## Record excerpts
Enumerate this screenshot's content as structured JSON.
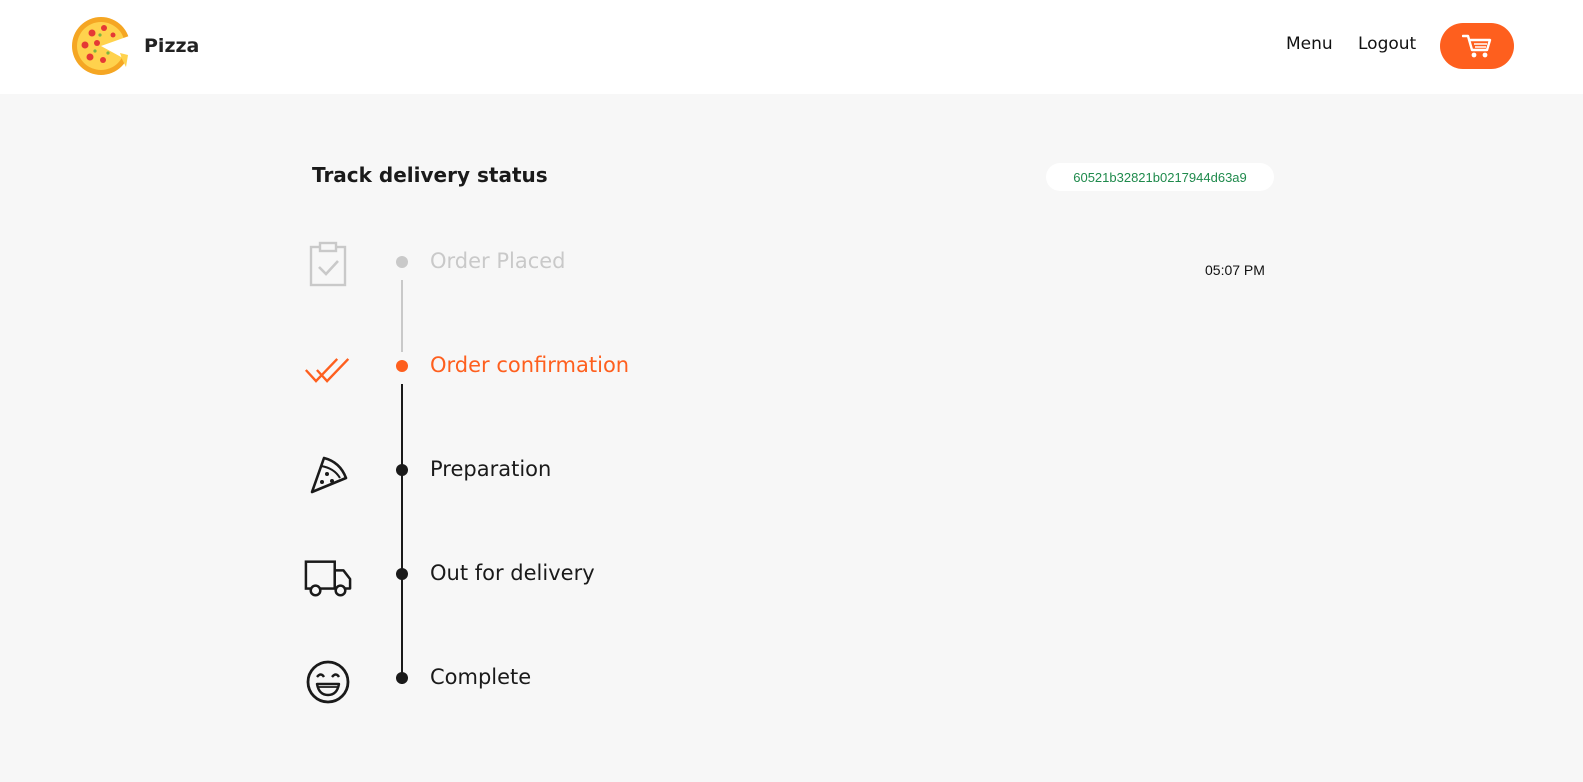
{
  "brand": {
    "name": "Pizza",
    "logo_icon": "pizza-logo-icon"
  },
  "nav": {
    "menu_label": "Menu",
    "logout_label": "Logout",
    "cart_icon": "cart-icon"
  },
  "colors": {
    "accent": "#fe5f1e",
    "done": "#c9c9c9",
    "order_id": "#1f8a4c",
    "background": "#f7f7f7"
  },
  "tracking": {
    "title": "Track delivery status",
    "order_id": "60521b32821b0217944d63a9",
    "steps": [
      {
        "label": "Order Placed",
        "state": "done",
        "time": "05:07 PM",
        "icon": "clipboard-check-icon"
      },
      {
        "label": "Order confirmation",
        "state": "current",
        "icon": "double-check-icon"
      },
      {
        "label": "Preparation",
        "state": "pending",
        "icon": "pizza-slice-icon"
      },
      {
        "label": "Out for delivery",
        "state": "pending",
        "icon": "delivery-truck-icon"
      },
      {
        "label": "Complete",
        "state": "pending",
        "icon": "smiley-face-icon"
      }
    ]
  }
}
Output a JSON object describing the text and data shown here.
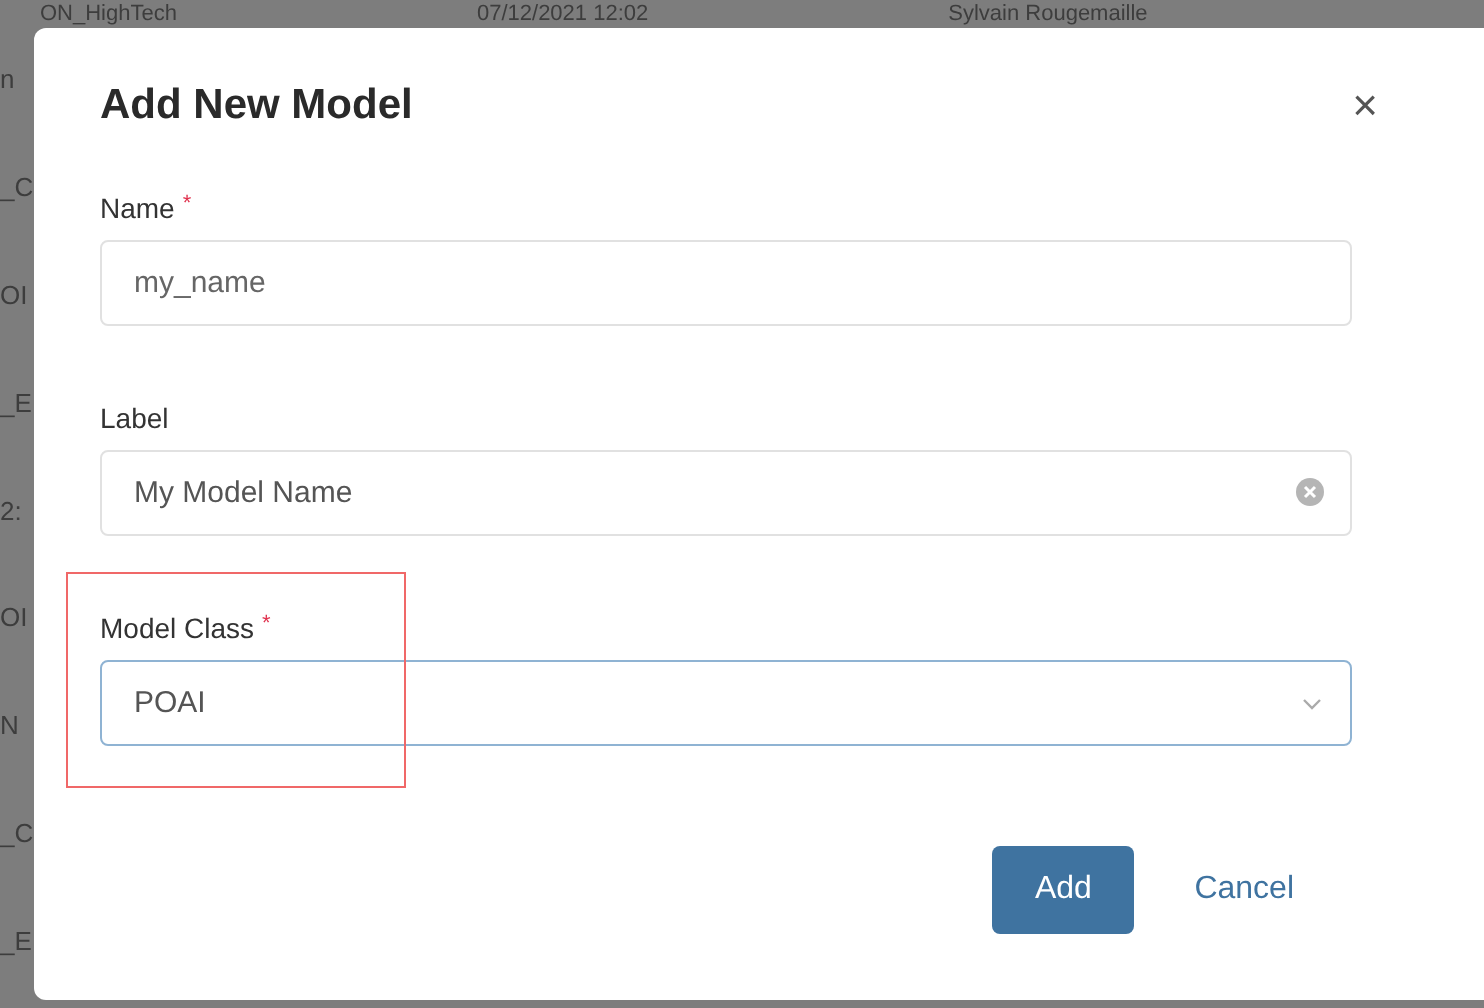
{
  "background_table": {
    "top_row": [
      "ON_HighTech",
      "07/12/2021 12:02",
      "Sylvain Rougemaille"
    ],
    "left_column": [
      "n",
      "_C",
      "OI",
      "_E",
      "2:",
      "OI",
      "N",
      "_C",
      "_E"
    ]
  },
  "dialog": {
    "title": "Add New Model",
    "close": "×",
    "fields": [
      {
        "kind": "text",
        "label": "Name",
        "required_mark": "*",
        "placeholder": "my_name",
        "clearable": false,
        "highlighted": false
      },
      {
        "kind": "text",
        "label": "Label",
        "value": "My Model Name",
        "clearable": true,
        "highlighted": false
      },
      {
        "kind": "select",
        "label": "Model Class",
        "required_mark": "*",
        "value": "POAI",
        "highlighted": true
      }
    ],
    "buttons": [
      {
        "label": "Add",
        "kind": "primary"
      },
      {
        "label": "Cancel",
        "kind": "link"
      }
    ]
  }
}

## Your objective
What is needed is an exact reproduction of the data, pictures excluded.

## Result for this task
Enumerate this screenshot's content as structured JSON.
{
  "brand": {
    "name": "Pizza",
    "logo_icon": "pizza-logo-icon"
  },
  "nav": {
    "menu_label": "Menu",
    "logout_label": "Logout",
    "cart_icon": "cart-icon"
  },
  "colors": {
    "accent": "#fe5f1e",
    "done": "#c9c9c9",
    "order_id": "#1f8a4c",
    "background": "#f7f7f7"
  },
  "tracking": {
    "title": "Track delivery status",
    "order_id": "60521b32821b0217944d63a9",
    "steps": [
      {
        "label": "Order Placed",
        "state": "done",
        "time": "05:07 PM",
        "icon": "clipboard-check-icon"
      },
      {
        "label": "Order confirmation",
        "state": "current",
        "icon": "double-check-icon"
      },
      {
        "label": "Preparation",
        "state": "pending",
        "icon": "pizza-slice-icon"
      },
      {
        "label": "Out for delivery",
        "state": "pending",
        "icon": "delivery-truck-icon"
      },
      {
        "label": "Complete",
        "state": "pending",
        "icon": "smiley-face-icon"
      }
    ]
  }
}
Output a JSON object describing the text and data shown here.
{
  "background_table": {
    "top_row": [
      "ON_HighTech",
      "07/12/2021 12:02",
      "Sylvain Rougemaille"
    ],
    "left_column": [
      "n",
      "_C",
      "OI",
      "_E",
      "2:",
      "OI",
      "N",
      "_C",
      "_E"
    ]
  },
  "dialog": {
    "title": "Add New Model",
    "close": "×",
    "fields": [
      {
        "kind": "text",
        "label": "Name",
        "required_mark": "*",
        "placeholder": "my_name",
        "clearable": false,
        "highlighted": false
      },
      {
        "kind": "text",
        "label": "Label",
        "value": "My Model Name",
        "clearable": true,
        "highlighted": false
      },
      {
        "kind": "select",
        "label": "Model Class",
        "required_mark": "*",
        "value": "POAI",
        "highlighted": true
      }
    ],
    "buttons": [
      {
        "label": "Add",
        "kind": "primary"
      },
      {
        "label": "Cancel",
        "kind": "link"
      }
    ]
  }
}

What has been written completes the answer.